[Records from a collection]
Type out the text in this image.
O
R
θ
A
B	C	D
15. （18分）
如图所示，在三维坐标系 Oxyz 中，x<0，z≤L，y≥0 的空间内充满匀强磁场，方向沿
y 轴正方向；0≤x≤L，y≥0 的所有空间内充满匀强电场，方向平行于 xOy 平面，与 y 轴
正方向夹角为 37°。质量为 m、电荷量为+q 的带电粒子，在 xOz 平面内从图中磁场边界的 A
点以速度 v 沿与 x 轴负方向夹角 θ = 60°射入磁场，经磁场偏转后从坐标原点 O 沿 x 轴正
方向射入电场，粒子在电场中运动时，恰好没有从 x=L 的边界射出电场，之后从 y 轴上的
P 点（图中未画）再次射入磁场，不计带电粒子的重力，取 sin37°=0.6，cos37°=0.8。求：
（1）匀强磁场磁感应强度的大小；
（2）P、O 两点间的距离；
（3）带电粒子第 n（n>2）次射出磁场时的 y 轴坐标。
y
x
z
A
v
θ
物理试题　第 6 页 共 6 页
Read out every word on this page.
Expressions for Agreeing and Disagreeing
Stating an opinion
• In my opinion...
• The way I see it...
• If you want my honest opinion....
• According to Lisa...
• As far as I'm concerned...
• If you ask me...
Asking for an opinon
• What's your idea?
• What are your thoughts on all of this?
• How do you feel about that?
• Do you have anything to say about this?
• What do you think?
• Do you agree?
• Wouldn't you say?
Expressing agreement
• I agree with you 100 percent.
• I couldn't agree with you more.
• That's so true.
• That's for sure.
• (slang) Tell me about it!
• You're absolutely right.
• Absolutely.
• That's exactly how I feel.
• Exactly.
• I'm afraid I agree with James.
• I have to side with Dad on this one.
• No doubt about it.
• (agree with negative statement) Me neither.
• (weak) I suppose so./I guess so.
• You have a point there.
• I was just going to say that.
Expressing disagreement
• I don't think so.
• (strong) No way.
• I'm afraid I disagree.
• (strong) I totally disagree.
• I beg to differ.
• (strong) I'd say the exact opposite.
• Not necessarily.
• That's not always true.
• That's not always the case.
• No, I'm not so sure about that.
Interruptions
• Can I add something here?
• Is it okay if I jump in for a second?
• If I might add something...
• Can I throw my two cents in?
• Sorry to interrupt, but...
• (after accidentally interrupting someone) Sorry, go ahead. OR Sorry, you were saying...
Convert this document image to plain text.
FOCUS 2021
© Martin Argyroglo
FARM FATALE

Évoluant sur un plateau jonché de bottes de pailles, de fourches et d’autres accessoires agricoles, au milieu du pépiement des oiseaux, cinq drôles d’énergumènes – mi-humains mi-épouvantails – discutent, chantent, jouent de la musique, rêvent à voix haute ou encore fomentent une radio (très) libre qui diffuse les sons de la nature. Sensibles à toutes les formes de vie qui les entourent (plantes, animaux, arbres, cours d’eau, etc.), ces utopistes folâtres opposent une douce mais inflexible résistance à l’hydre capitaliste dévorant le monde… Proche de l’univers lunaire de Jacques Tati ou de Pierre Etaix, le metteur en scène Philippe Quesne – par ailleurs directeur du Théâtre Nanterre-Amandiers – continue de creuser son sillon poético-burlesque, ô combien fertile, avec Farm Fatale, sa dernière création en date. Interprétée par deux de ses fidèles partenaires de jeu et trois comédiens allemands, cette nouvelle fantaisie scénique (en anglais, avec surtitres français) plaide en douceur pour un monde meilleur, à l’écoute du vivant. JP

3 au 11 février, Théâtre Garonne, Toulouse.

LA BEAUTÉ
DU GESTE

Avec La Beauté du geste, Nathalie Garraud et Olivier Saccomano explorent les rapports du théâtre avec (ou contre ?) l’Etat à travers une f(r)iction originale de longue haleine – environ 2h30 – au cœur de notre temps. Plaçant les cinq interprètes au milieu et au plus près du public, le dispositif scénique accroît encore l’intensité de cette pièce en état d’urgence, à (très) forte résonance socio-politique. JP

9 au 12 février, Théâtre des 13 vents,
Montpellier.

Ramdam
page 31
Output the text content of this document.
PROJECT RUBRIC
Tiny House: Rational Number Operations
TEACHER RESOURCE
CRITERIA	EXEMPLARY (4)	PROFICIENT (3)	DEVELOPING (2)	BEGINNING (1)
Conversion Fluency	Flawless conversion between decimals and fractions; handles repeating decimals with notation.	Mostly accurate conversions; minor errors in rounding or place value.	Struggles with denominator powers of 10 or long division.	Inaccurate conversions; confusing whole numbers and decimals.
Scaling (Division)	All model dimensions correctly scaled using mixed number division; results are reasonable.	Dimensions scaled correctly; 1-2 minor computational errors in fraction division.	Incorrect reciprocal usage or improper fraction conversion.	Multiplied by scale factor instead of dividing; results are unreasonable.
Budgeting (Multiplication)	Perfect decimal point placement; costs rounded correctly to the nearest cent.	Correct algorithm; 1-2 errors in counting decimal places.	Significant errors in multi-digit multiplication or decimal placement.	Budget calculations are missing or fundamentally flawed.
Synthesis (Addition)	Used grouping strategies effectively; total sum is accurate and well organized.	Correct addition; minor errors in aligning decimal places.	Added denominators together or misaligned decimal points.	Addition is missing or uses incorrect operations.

§ **TASK REQUIREMENTS**: A line counts if it holds the word "sure". Work out how many lines in the listing count, and give only that number.

§ **RESULT FOR THIS TASK**: 2